* [Exercise requirements]
A: In the notes on downloading, streaming, or encoding music and movies, which free recording program does Leo mention?
B: Reproduce the passage of the music and movies notes between "Downloading, streaming, or" and "out of merchandising.", inclusive.

Downloading, streaming, or encoding music and movies.
Ryan plays in an indy music band and they've been doing really well with crowdfunding for their projects. They've since made the fans their record label and they're even more successful, even though they aren't making as much money. They get more money from every sale. Leo says that when record companies rob artists by taking the lion's share of the profits, what do they expect but their talent going with a more independent business model that benefits them in the longer run? They have greater fan engagement. They also get more out of merchandising.
Shannon is a southern gospel singer and they sing in 4 track harmony. He's looking for good software that can balance the volume and gain when recording separately during a live performance. Leo says that all recording software has that capability, and he can always use hardware to do it with a Telos compression/expansion module. It also protects against popping and clipping. Audacity is free and he could find a plugin for it that can work. It's available on all platforms, too.

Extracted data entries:
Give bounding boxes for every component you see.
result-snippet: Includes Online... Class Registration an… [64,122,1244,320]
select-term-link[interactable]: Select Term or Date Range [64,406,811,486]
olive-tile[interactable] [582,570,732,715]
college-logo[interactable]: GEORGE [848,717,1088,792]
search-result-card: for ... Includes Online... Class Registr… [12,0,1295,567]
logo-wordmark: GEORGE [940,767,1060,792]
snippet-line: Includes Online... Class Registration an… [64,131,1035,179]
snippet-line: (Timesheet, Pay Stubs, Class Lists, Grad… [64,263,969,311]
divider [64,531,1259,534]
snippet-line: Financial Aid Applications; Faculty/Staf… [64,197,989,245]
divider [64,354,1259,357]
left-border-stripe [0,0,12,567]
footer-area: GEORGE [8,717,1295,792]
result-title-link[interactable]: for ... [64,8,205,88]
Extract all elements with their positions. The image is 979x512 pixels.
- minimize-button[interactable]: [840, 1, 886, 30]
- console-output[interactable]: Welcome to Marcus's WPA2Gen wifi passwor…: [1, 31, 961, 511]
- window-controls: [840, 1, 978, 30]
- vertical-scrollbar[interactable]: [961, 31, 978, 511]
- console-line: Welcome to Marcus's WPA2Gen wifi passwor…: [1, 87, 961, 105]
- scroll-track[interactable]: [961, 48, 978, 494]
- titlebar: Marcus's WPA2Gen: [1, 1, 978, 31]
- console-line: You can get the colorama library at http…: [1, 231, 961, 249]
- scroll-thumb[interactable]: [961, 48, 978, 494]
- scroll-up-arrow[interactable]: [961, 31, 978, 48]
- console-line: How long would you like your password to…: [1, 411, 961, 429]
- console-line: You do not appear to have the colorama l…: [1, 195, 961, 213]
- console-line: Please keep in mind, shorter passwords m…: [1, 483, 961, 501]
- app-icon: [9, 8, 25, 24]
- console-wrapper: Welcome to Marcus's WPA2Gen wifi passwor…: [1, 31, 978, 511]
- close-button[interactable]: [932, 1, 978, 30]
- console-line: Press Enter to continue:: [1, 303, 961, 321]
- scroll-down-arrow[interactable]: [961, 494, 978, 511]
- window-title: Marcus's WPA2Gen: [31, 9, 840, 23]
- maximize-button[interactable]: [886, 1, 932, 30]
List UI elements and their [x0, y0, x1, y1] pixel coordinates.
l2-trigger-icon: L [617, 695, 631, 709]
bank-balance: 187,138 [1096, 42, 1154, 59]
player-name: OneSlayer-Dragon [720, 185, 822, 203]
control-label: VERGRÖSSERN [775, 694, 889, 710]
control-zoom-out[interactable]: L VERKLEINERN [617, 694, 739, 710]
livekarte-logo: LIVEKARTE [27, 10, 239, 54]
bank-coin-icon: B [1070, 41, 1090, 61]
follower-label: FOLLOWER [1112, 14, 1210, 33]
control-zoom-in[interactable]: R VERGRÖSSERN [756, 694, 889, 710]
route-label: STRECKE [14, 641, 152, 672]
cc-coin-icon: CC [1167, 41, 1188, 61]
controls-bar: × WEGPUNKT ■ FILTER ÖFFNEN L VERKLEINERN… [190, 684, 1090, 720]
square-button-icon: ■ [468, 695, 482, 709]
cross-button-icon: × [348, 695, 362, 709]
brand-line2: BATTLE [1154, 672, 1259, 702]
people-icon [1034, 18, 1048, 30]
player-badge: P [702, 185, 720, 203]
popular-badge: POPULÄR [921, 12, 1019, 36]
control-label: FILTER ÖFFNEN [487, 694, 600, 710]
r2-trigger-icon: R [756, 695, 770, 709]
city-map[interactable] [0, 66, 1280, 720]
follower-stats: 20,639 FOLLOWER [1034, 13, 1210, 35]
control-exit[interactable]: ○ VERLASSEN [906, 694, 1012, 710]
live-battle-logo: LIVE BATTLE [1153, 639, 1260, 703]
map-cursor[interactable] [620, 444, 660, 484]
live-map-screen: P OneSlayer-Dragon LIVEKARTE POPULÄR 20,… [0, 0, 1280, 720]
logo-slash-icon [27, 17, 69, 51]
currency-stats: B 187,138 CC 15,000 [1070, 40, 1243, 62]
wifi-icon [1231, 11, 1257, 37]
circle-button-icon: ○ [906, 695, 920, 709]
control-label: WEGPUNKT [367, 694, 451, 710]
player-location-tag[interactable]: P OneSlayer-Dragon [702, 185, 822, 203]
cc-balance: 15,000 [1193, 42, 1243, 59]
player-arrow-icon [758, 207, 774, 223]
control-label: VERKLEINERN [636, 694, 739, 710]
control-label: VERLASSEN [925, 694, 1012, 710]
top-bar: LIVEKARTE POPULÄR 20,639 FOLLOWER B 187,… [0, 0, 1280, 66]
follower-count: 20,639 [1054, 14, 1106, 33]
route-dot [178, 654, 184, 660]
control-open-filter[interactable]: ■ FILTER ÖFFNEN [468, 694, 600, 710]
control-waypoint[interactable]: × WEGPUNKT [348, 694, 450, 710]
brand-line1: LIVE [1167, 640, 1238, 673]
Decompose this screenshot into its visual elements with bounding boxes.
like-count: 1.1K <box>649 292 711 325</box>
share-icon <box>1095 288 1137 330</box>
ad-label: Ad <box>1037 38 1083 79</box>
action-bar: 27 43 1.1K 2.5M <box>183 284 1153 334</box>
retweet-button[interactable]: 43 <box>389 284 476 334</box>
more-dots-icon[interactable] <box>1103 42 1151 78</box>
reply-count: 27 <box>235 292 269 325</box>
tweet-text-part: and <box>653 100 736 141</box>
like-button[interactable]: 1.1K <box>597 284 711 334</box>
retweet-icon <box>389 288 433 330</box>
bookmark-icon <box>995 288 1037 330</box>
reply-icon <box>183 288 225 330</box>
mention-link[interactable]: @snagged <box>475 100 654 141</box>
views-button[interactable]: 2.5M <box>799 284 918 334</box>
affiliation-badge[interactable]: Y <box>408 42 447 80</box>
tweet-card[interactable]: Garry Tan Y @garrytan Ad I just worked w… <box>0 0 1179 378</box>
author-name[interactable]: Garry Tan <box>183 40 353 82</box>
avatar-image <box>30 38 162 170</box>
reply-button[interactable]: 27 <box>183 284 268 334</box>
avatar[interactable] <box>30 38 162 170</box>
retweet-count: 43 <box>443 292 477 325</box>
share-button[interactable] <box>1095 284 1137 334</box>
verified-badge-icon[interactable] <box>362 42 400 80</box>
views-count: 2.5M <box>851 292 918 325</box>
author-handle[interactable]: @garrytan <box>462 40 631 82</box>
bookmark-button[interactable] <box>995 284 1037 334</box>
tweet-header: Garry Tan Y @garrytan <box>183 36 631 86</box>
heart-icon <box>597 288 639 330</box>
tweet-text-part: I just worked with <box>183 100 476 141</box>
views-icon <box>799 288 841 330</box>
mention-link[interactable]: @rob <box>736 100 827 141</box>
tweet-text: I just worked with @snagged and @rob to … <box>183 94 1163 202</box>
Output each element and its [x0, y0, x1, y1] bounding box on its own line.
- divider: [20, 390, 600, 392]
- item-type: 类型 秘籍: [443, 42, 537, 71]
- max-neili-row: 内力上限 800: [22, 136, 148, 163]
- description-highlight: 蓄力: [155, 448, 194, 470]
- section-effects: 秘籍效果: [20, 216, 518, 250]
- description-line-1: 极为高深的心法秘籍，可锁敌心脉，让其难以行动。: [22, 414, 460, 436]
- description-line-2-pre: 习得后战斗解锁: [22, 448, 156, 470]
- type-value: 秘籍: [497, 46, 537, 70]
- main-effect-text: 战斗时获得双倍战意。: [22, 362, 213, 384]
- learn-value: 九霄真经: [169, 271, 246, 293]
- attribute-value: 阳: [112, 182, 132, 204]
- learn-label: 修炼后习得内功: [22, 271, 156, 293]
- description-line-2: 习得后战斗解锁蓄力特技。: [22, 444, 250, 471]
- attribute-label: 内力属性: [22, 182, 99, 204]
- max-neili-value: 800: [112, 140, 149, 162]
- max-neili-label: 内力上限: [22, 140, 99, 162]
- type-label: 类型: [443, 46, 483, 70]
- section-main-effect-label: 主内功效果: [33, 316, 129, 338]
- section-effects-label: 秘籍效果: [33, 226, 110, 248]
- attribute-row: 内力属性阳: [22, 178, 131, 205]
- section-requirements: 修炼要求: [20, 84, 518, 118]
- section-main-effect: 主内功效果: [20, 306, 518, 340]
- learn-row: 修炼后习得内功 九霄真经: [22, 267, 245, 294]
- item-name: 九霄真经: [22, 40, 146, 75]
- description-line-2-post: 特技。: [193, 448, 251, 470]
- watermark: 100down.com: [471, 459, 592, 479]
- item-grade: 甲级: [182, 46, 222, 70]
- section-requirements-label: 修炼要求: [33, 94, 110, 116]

* [Exercise answers]
A: Audacity

B:
Downloading, streaming, or encoding music and movies.
Ryan plays in an indy music band and they've been doing really well with crowdfunding for their projects. They've since made the fans their record label and they're even more successful, even though they aren't making as much money. They get more money from every sale. Leo says that when record companies rob artists by taking the lion's share of the profits, what do they expect but their talent going with a more independent business model that benefits them in the longer run? They have greater fan engagement. They also get more out of merchandising.